• [Your objective]:
Using the entries below, show all lines with the string "title".

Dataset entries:
● ● ● ●

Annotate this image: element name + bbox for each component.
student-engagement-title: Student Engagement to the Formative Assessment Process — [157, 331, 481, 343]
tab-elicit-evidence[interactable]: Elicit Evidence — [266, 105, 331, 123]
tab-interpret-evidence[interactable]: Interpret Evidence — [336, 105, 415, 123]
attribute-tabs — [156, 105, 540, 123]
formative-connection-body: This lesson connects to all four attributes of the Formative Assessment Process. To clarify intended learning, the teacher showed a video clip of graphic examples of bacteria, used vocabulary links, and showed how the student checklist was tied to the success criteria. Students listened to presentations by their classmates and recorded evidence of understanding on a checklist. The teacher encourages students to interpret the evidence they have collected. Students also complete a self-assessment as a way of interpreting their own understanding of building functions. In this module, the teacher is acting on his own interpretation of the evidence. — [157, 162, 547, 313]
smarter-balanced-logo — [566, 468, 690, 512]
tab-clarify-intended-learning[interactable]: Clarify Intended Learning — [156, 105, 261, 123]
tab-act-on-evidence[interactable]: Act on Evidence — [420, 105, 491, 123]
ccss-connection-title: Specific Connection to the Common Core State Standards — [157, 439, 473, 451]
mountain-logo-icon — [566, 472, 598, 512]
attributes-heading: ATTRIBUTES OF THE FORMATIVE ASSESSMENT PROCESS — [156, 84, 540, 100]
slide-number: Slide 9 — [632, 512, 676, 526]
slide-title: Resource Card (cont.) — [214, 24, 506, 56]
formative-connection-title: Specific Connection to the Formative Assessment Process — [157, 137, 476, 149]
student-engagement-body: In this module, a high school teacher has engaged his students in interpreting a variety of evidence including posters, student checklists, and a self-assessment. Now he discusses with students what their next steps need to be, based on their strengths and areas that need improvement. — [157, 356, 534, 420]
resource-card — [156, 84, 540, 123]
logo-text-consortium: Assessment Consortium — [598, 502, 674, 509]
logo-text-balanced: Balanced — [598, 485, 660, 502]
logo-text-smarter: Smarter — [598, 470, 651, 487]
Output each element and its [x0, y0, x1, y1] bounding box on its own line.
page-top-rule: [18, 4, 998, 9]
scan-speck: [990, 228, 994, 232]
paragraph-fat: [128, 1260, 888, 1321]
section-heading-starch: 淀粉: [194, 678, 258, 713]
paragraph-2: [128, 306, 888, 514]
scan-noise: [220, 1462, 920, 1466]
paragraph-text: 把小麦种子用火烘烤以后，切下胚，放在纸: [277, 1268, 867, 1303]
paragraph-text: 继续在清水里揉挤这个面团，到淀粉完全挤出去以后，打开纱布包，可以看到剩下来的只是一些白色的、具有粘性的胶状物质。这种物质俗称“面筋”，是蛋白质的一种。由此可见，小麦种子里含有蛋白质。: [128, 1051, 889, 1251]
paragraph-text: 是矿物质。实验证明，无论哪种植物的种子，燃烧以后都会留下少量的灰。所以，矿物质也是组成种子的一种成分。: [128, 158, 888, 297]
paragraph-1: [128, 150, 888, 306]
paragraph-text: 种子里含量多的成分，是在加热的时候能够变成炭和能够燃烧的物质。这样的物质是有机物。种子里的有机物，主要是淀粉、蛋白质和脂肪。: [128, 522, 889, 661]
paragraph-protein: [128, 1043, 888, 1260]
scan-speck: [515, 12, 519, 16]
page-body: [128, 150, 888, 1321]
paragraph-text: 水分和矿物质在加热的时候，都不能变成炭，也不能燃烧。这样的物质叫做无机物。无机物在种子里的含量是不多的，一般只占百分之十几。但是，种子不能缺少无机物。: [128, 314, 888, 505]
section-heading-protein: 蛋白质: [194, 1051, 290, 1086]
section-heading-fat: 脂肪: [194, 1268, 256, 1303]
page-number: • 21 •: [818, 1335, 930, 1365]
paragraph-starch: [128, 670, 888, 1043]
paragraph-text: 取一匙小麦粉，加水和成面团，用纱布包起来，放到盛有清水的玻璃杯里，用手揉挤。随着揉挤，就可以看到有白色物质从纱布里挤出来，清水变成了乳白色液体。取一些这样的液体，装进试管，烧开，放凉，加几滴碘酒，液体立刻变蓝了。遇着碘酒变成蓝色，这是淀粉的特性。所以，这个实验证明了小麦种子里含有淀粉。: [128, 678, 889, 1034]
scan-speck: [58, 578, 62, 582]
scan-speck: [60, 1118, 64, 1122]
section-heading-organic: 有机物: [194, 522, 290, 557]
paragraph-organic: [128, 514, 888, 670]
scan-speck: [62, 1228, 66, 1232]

● ● ● ●

• [Solution]:
student-engagement-title: Student Engagement to the Formative Assessment Process — [157, 331, 481, 343]
ccss-connection-title: Specific Connection to the Common Core State Standards — [157, 439, 473, 451]
slide-title: Resource Card (cont.) — [214, 24, 506, 56]
formative-connection-title: Specific Connection to the Formative Assessment Process — [157, 137, 476, 149]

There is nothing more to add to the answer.